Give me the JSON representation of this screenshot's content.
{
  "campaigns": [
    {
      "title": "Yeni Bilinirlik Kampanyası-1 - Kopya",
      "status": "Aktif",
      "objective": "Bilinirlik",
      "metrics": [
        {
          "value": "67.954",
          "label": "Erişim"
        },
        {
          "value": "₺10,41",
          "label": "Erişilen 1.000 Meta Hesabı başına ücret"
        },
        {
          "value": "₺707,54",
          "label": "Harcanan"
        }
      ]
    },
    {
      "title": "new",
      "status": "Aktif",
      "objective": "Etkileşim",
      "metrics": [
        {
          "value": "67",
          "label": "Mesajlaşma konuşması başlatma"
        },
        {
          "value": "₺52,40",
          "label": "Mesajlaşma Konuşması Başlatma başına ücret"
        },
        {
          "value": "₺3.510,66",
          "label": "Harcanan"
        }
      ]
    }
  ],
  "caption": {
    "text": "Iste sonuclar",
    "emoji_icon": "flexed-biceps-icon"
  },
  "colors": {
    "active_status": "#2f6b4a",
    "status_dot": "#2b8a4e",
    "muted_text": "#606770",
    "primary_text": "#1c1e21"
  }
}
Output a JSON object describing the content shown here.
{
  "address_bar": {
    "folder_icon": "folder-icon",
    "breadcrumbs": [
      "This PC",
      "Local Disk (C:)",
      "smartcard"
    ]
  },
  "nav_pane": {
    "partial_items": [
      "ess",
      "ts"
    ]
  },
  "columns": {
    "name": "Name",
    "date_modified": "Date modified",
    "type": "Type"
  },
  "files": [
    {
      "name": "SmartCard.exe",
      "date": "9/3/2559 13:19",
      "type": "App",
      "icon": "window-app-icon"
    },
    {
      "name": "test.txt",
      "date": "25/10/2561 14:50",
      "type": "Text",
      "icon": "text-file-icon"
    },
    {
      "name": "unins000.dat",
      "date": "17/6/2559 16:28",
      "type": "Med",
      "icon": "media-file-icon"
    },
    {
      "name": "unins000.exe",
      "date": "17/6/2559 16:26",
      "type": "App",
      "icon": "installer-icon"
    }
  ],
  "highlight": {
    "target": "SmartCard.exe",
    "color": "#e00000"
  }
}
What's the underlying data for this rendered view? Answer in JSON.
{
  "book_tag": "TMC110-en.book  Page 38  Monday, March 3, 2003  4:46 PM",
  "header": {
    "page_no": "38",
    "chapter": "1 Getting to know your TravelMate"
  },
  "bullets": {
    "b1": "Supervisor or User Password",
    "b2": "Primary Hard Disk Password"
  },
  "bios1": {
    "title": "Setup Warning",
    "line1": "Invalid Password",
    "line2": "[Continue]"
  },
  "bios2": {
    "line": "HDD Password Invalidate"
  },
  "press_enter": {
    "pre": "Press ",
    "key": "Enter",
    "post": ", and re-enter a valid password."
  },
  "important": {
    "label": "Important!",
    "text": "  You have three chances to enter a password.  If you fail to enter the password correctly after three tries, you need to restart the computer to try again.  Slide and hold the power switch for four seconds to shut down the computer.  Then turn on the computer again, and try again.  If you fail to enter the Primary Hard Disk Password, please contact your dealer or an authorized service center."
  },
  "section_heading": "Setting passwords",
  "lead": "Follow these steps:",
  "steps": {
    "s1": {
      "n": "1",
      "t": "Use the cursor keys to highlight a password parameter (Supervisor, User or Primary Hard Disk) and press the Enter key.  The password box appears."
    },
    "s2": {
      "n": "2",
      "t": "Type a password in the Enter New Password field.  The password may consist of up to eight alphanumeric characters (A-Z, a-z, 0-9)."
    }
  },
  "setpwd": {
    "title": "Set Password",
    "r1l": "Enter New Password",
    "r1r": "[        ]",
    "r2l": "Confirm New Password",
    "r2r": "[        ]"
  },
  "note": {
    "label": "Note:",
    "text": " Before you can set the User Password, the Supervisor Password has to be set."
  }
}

*Task goal*. Look through the entries above and list every line containing "content".

*Problem solution*.
Give me the JSON representation of this screenshot's content.
Output a JSON object describing the content shown here.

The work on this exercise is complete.